Entries taken from a collection
______

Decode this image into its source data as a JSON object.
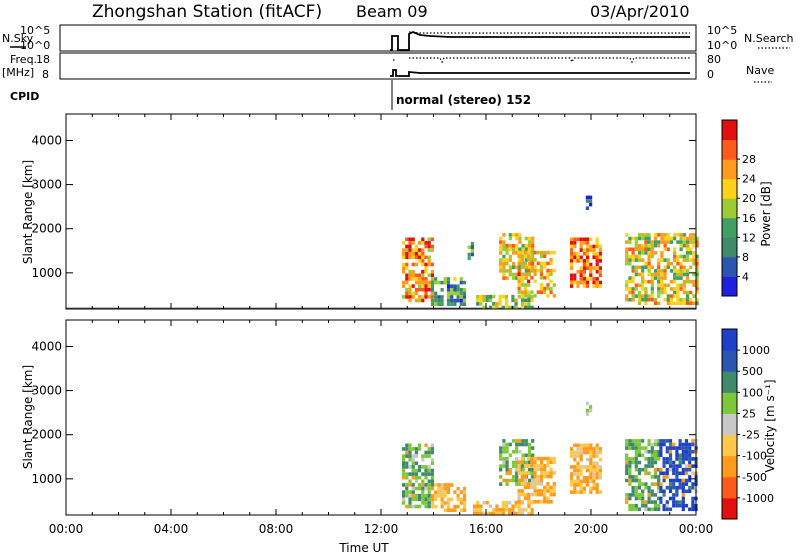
{
  "header": {
    "title": "Zhongshan Station (fitACF)",
    "beam": "Beam 09",
    "date": "03/Apr/2010"
  },
  "summary": {
    "nsky_label": "N.Sky",
    "nsky_ticks": [
      "10^5",
      "10^0"
    ],
    "nsearch_label": "N.Search",
    "nsearch_ticks": [
      "10^5",
      "10^0"
    ],
    "freq_label_1": "Freq.",
    "freq_label_2": "[MHz]",
    "freq_ticks": [
      "18",
      "8"
    ],
    "nave_label": "Nave",
    "nave_ticks": [
      "80",
      "0"
    ],
    "cpid_label": "CPID",
    "cpid_text": "normal (stereo) 152"
  },
  "colors": {
    "power_scale": [
      "#1f1fe0",
      "#2a55b0",
      "#3f8a6a",
      "#3fa060",
      "#9ccc33",
      "#ffd21a",
      "#ff9a1a",
      "#ff5a1a",
      "#e01010"
    ],
    "velocity_scale": [
      "#e01010",
      "#ff5a1a",
      "#ff9a1a",
      "#ffc84a",
      "#c8c8c8",
      "#7cc83a",
      "#3f8a6a",
      "#2a55b0",
      "#1f3fc8"
    ]
  },
  "chart_data": [
    {
      "type": "heatmap",
      "title": "",
      "xlabel": "Time UT",
      "ylabel": "Slant Range [km]",
      "xlim": [
        "00:00",
        "24:00"
      ],
      "ylim": [
        180,
        4600
      ],
      "x_ticks": [
        "00:00",
        "04:00",
        "08:00",
        "12:00",
        "16:00",
        "20:00",
        "00:00"
      ],
      "y_ticks": [
        "1000",
        "2000",
        "3000",
        "4000"
      ],
      "colorbar": {
        "label": "Power [dB]",
        "ticks": [
          "4",
          "8",
          "12",
          "16",
          "20",
          "24",
          "28"
        ],
        "range": [
          0,
          30
        ]
      },
      "data_gap_hours": [
        0,
        12.5
      ],
      "echo_regions": [
        {
          "t_start": 12.8,
          "t_end": 13.9,
          "range_min": 400,
          "range_max": 1800,
          "power_db": 22
        },
        {
          "t_start": 13.9,
          "t_end": 15.2,
          "range_min": 250,
          "range_max": 900,
          "power_db": 10
        },
        {
          "t_start": 15.3,
          "t_end": 15.5,
          "range_min": 1300,
          "range_max": 1700,
          "power_db": 8
        },
        {
          "t_start": 15.5,
          "t_end": 17.8,
          "range_min": 200,
          "range_max": 500,
          "power_db": 14
        },
        {
          "t_start": 16.5,
          "t_end": 17.8,
          "range_min": 900,
          "range_max": 1900,
          "power_db": 18
        },
        {
          "t_start": 17.2,
          "t_end": 18.6,
          "range_min": 500,
          "range_max": 1500,
          "power_db": 20
        },
        {
          "t_start": 19.2,
          "t_end": 20.4,
          "range_min": 700,
          "range_max": 1800,
          "power_db": 24
        },
        {
          "t_start": 19.8,
          "t_end": 20.0,
          "range_min": 2500,
          "range_max": 2750,
          "power_db": 6
        },
        {
          "t_start": 21.3,
          "t_end": 24.0,
          "range_min": 300,
          "range_max": 1900,
          "power_db": 18
        }
      ]
    },
    {
      "type": "heatmap",
      "title": "",
      "xlabel": "Time UT",
      "ylabel": "Slant Range [km]",
      "xlim": [
        "00:00",
        "24:00"
      ],
      "ylim": [
        180,
        4600
      ],
      "x_ticks": [
        "00:00",
        "04:00",
        "08:00",
        "12:00",
        "16:00",
        "20:00",
        "00:00"
      ],
      "y_ticks": [
        "1000",
        "2000",
        "3000",
        "4000"
      ],
      "colorbar": {
        "label": "Velocity [m s⁻¹]",
        "ticks": [
          "1000",
          "500",
          "100",
          "25",
          "-25",
          "-100",
          "-500",
          "-1000"
        ]
      },
      "echo_regions": [
        {
          "t_start": 12.8,
          "t_end": 13.9,
          "range_min": 400,
          "range_max": 1800,
          "velocity": 100
        },
        {
          "t_start": 13.9,
          "t_end": 15.2,
          "range_min": 250,
          "range_max": 900,
          "velocity": -100
        },
        {
          "t_start": 15.5,
          "t_end": 17.8,
          "range_min": 200,
          "range_max": 500,
          "velocity": -100
        },
        {
          "t_start": 16.5,
          "t_end": 17.8,
          "range_min": 900,
          "range_max": 1900,
          "velocity": 100
        },
        {
          "t_start": 17.2,
          "t_end": 18.6,
          "range_min": 500,
          "range_max": 1500,
          "velocity": -100
        },
        {
          "t_start": 19.2,
          "t_end": 20.4,
          "range_min": 700,
          "range_max": 1800,
          "velocity": -100
        },
        {
          "t_start": 19.8,
          "t_end": 20.0,
          "range_min": 2500,
          "range_max": 2750,
          "velocity": 25
        },
        {
          "t_start": 21.3,
          "t_end": 22.6,
          "range_min": 300,
          "range_max": 1900,
          "velocity": 100
        },
        {
          "t_start": 22.6,
          "t_end": 24.0,
          "range_min": 300,
          "range_max": 1900,
          "velocity": 1000
        }
      ]
    }
  ]
}
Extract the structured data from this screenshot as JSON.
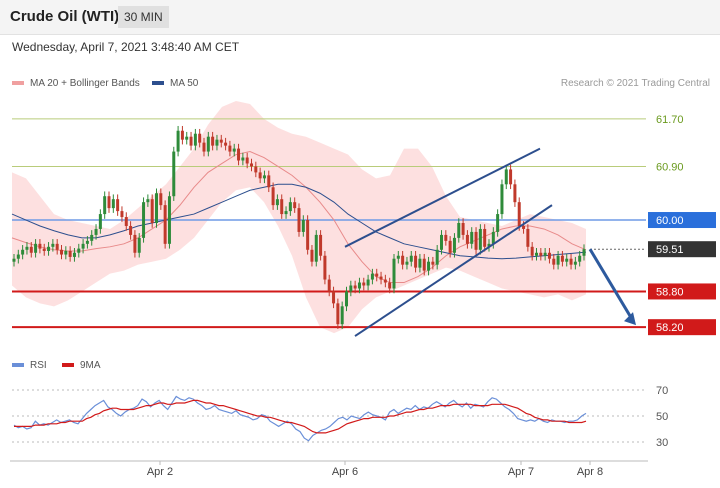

______

» **Required task**: Every entry above should be duplicated exactly. Do not include the images.

» **Finished task**:
Decode this image into its source data as a JSON object.
{
  "header": {
    "title": "Zhongshan Station (fitACF)",
    "beam": "Beam 09",
    "date": "03/Apr/2010"
  },
  "summary": {
    "nsky_label": "N.Sky",
    "nsky_ticks": [
      "10^5",
      "10^0"
    ],
    "nsearch_label": "N.Search",
    "nsearch_ticks": [
      "10^5",
      "10^0"
    ],
    "freq_label_1": "Freq.",
    "freq_label_2": "[MHz]",
    "freq_ticks": [
      "18",
      "8"
    ],
    "nave_label": "Nave",
    "nave_ticks": [
      "80",
      "0"
    ],
    "cpid_label": "CPID",
    "cpid_text": "normal (stereo) 152"
  },
  "colors": {
    "power_scale": [
      "#1f1fe0",
      "#2a55b0",
      "#3f8a6a",
      "#3fa060",
      "#9ccc33",
      "#ffd21a",
      "#ff9a1a",
      "#ff5a1a",
      "#e01010"
    ],
    "velocity_scale": [
      "#e01010",
      "#ff5a1a",
      "#ff9a1a",
      "#ffc84a",
      "#c8c8c8",
      "#7cc83a",
      "#3f8a6a",
      "#2a55b0",
      "#1f3fc8"
    ]
  },
  "chart_data": [
    {
      "type": "heatmap",
      "title": "",
      "xlabel": "Time UT",
      "ylabel": "Slant Range [km]",
      "xlim": [
        "00:00",
        "24:00"
      ],
      "ylim": [
        180,
        4600
      ],
      "x_ticks": [
        "00:00",
        "04:00",
        "08:00",
        "12:00",
        "16:00",
        "20:00",
        "00:00"
      ],
      "y_ticks": [
        "1000",
        "2000",
        "3000",
        "4000"
      ],
      "colorbar": {
        "label": "Power [dB]",
        "ticks": [
          "4",
          "8",
          "12",
          "16",
          "20",
          "24",
          "28"
        ],
        "range": [
          0,
          30
        ]
      },
      "data_gap_hours": [
        0,
        12.5
      ],
      "echo_regions": [
        {
          "t_start": 12.8,
          "t_end": 13.9,
          "range_min": 400,
          "range_max": 1800,
          "power_db": 22
        },
        {
          "t_start": 13.9,
          "t_end": 15.2,
          "range_min": 250,
          "range_max": 900,
          "power_db": 10
        },
        {
          "t_start": 15.3,
          "t_end": 15.5,
          "range_min": 1300,
          "range_max": 1700,
          "power_db": 8
        },
        {
          "t_start": 15.5,
          "t_end": 17.8,
          "range_min": 200,
          "range_max": 500,
          "power_db": 14
        },
        {
          "t_start": 16.5,
          "t_end": 17.8,
          "range_min": 900,
          "range_max": 1900,
          "power_db": 18
        },
        {
          "t_start": 17.2,
          "t_end": 18.6,
          "range_min": 500,
          "range_max": 1500,
          "power_db": 20
        },
        {
          "t_start": 19.2,
          "t_end": 20.4,
          "range_min": 700,
          "range_max": 1800,
          "power_db": 24
        },
        {
          "t_start": 19.8,
          "t_end": 20.0,
          "range_min": 2500,
          "range_max": 2750,
          "power_db": 6
        },
        {
          "t_start": 21.3,
          "t_end": 24.0,
          "range_min": 300,
          "range_max": 1900,
          "power_db": 18
        }
      ]
    },
    {
      "type": "heatmap",
      "title": "",
      "xlabel": "Time UT",
      "ylabel": "Slant Range [km]",
      "xlim": [
        "00:00",
        "24:00"
      ],
      "ylim": [
        180,
        4600
      ],
      "x_ticks": [
        "00:00",
        "04:00",
        "08:00",
        "12:00",
        "16:00",
        "20:00",
        "00:00"
      ],
      "y_ticks": [
        "1000",
        "2000",
        "3000",
        "4000"
      ],
      "colorbar": {
        "label": "Velocity [m s⁻¹]",
        "ticks": [
          "1000",
          "500",
          "100",
          "25",
          "-25",
          "-100",
          "-500",
          "-1000"
        ]
      },
      "echo_regions": [
        {
          "t_start": 12.8,
          "t_end": 13.9,
          "range_min": 400,
          "range_max": 1800,
          "velocity": 100
        },
        {
          "t_start": 13.9,
          "t_end": 15.2,
          "range_min": 250,
          "range_max": 900,
          "velocity": -100
        },
        {
          "t_start": 15.5,
          "t_end": 17.8,
          "range_min": 200,
          "range_max": 500,
          "velocity": -100
        },
        {
          "t_start": 16.5,
          "t_end": 17.8,
          "range_min": 900,
          "range_max": 1900,
          "velocity": 100
        },
        {
          "t_start": 17.2,
          "t_end": 18.6,
          "range_min": 500,
          "range_max": 1500,
          "velocity": -100
        },
        {
          "t_start": 19.2,
          "t_end": 20.4,
          "range_min": 700,
          "range_max": 1800,
          "velocity": -100
        },
        {
          "t_start": 19.8,
          "t_end": 20.0,
          "range_min": 2500,
          "range_max": 2750,
          "velocity": 25
        },
        {
          "t_start": 21.3,
          "t_end": 22.6,
          "range_min": 300,
          "range_max": 1900,
          "velocity": 100
        },
        {
          "t_start": 22.6,
          "t_end": 24.0,
          "range_min": 300,
          "range_max": 1900,
          "velocity": 1000
        }
      ]
    }
  ]
}
Extract the structured data from this screenshot as JSON.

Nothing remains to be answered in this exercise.